◆ **Stated problem**: Pick out every line in the records below that contains the string "cubic", and copy each one.

[Extracted data entries]
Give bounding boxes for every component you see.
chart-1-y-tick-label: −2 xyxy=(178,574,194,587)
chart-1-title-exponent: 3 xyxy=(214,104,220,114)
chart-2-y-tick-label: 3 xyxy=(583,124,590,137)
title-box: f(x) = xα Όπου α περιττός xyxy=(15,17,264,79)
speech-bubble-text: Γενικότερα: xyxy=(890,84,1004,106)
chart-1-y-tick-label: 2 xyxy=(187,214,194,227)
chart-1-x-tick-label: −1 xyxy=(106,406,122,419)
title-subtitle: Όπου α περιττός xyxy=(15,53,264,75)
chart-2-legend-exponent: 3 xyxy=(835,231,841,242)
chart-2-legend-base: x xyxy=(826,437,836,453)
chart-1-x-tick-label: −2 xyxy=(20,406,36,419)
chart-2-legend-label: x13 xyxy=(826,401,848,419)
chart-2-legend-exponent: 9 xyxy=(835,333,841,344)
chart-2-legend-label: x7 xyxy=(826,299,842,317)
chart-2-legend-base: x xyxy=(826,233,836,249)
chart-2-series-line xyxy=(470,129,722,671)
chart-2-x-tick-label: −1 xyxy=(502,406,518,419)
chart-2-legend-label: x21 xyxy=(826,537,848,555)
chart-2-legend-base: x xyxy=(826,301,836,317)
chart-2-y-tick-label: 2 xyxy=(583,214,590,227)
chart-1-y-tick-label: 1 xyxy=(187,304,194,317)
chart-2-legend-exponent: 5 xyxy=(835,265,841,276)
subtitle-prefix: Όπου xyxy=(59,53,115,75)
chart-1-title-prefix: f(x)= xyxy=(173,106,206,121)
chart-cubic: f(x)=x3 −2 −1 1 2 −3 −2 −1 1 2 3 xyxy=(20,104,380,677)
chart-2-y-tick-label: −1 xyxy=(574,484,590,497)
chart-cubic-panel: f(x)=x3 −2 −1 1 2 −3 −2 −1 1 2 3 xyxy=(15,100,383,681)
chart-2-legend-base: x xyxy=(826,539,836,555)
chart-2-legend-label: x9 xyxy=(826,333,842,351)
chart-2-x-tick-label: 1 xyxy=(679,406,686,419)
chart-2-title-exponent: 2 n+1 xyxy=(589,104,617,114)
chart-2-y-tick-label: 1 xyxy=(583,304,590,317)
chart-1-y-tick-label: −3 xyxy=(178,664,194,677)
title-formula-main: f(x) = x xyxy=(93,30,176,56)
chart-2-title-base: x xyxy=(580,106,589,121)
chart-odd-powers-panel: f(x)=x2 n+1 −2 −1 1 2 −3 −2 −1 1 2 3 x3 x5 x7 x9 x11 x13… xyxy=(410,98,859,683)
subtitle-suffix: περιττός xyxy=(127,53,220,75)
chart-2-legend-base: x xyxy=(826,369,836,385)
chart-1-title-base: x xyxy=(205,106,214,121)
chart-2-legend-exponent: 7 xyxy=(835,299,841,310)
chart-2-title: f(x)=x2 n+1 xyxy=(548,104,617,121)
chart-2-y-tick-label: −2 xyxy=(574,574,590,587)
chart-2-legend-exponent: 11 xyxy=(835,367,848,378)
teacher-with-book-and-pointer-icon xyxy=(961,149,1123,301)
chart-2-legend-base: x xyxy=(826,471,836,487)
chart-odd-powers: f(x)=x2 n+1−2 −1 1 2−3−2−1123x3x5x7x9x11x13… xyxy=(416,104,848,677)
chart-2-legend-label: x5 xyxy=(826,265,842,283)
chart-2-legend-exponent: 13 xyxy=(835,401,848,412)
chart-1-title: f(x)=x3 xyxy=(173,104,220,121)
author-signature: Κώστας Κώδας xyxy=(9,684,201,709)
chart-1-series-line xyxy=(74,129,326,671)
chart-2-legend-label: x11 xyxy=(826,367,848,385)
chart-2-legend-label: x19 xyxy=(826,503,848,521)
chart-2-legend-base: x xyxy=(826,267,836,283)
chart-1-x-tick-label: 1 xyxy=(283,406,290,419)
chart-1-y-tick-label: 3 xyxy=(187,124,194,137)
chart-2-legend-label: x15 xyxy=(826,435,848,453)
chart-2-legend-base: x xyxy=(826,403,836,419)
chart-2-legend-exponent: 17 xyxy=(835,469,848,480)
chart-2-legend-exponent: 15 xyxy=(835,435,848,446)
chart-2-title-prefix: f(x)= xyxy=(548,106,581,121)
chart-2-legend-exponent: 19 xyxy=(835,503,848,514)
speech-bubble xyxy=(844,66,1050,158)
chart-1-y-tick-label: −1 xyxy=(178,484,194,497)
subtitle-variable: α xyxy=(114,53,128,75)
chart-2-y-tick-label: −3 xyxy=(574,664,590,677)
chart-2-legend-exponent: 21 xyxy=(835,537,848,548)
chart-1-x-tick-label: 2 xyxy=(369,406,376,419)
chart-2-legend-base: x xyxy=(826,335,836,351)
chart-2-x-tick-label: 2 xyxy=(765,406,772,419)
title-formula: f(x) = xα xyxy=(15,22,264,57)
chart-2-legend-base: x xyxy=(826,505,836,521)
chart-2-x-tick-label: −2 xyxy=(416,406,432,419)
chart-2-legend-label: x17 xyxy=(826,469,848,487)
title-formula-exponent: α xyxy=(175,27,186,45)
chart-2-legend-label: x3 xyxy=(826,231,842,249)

◆ **Correct answer**:
chart-cubic: f(x)=x3 −2 −1 1 2 −3 −2 −1 1 2 3 xyxy=(20,104,380,677)
chart-cubic-panel: f(x)=x3 −2 −1 1 2 −3 −2 −1 1 2 3 xyxy=(15,100,383,681)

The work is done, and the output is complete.